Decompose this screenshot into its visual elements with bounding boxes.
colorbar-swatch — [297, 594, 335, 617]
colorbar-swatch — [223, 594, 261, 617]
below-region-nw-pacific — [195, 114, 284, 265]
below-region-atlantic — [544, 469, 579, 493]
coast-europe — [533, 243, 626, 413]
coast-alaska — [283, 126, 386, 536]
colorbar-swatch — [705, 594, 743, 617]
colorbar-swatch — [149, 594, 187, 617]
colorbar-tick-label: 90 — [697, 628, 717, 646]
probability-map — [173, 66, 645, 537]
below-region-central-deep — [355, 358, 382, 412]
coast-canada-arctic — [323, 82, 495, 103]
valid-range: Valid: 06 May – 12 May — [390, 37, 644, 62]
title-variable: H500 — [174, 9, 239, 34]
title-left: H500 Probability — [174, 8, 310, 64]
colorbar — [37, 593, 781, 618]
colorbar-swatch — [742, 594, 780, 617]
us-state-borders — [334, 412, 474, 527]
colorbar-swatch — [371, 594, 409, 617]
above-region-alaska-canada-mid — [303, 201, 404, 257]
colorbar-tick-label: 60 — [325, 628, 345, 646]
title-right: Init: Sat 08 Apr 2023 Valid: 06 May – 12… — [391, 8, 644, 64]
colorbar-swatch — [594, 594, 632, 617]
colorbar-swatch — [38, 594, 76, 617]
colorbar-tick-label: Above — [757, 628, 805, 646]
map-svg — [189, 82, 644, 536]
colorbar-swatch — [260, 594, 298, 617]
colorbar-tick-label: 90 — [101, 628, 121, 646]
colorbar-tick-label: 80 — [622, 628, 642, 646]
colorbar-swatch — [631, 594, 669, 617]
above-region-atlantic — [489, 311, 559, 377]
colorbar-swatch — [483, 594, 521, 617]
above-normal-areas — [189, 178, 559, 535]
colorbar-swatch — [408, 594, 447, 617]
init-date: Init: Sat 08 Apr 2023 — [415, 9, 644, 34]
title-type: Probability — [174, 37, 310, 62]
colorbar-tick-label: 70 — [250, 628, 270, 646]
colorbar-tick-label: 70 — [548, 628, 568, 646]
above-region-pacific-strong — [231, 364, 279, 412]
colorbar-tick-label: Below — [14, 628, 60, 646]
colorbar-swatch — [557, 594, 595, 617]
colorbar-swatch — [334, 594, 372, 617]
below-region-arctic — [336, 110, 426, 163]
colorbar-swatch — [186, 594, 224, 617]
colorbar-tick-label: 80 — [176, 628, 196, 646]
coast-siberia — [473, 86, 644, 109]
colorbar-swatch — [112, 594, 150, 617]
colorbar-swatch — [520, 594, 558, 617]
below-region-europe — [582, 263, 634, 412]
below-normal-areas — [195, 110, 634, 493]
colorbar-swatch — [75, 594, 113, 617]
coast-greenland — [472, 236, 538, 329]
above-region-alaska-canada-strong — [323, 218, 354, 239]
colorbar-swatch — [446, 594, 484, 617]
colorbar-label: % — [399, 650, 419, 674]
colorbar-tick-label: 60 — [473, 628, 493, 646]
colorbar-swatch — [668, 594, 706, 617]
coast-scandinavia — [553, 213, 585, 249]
_____
▶ GIVEN EXERCISE
Copy every line of the listing above with no changes.

▶ FINISHED ANSWER
Decompose this screenshot into its visual elements with bounding boxes.
colorbar-swatch — [297, 594, 335, 617]
colorbar-swatch — [223, 594, 261, 617]
below-region-nw-pacific — [195, 114, 284, 265]
below-region-atlantic — [544, 469, 579, 493]
coast-europe — [533, 243, 626, 413]
coast-alaska — [283, 126, 386, 536]
colorbar-swatch — [705, 594, 743, 617]
colorbar-swatch — [149, 594, 187, 617]
colorbar-tick-label: 90 — [697, 628, 717, 646]
probability-map — [173, 66, 645, 537]
below-region-central-deep — [355, 358, 382, 412]
coast-canada-arctic — [323, 82, 495, 103]
valid-range: Valid: 06 May – 12 May — [390, 37, 644, 62]
title-variable: H500 — [174, 9, 239, 34]
title-left: H500 Probability — [174, 8, 310, 64]
colorbar — [37, 593, 781, 618]
colorbar-swatch — [742, 594, 780, 617]
us-state-borders — [334, 412, 474, 527]
colorbar-swatch — [371, 594, 409, 617]
above-region-alaska-canada-mid — [303, 201, 404, 257]
colorbar-tick-label: 60 — [325, 628, 345, 646]
title-right: Init: Sat 08 Apr 2023 Valid: 06 May – 12… — [391, 8, 644, 64]
colorbar-swatch — [594, 594, 632, 617]
colorbar-swatch — [38, 594, 76, 617]
colorbar-tick-label: Above — [757, 628, 805, 646]
map-svg — [189, 82, 644, 536]
colorbar-swatch — [260, 594, 298, 617]
colorbar-tick-label: 90 — [101, 628, 121, 646]
colorbar-tick-label: 80 — [622, 628, 642, 646]
colorbar-swatch — [631, 594, 669, 617]
above-region-atlantic — [489, 311, 559, 377]
colorbar-swatch — [483, 594, 521, 617]
above-normal-areas — [189, 178, 559, 535]
colorbar-swatch — [408, 594, 447, 617]
init-date: Init: Sat 08 Apr 2023 — [415, 9, 644, 34]
title-type: Probability — [174, 37, 310, 62]
colorbar-tick-label: 70 — [250, 628, 270, 646]
colorbar-tick-label: 70 — [548, 628, 568, 646]
above-region-pacific-strong — [231, 364, 279, 412]
colorbar-tick-label: Below — [14, 628, 60, 646]
colorbar-swatch — [557, 594, 595, 617]
colorbar-swatch — [334, 594, 372, 617]
below-region-arctic — [336, 110, 426, 163]
colorbar-swatch — [186, 594, 224, 617]
colorbar-tick-label: 80 — [176, 628, 196, 646]
coast-siberia — [473, 86, 644, 109]
colorbar-swatch — [112, 594, 150, 617]
colorbar-swatch — [520, 594, 558, 617]
below-region-europe — [582, 263, 634, 412]
below-normal-areas — [195, 110, 634, 493]
colorbar-swatch — [75, 594, 113, 617]
coast-greenland — [472, 236, 538, 329]
above-region-alaska-canada-strong — [323, 218, 354, 239]
colorbar-swatch — [446, 594, 484, 617]
colorbar-label: % — [399, 650, 419, 674]
colorbar-tick-label: 60 — [473, 628, 493, 646]
colorbar-swatch — [668, 594, 706, 617]
coast-scandinavia — [553, 213, 585, 249]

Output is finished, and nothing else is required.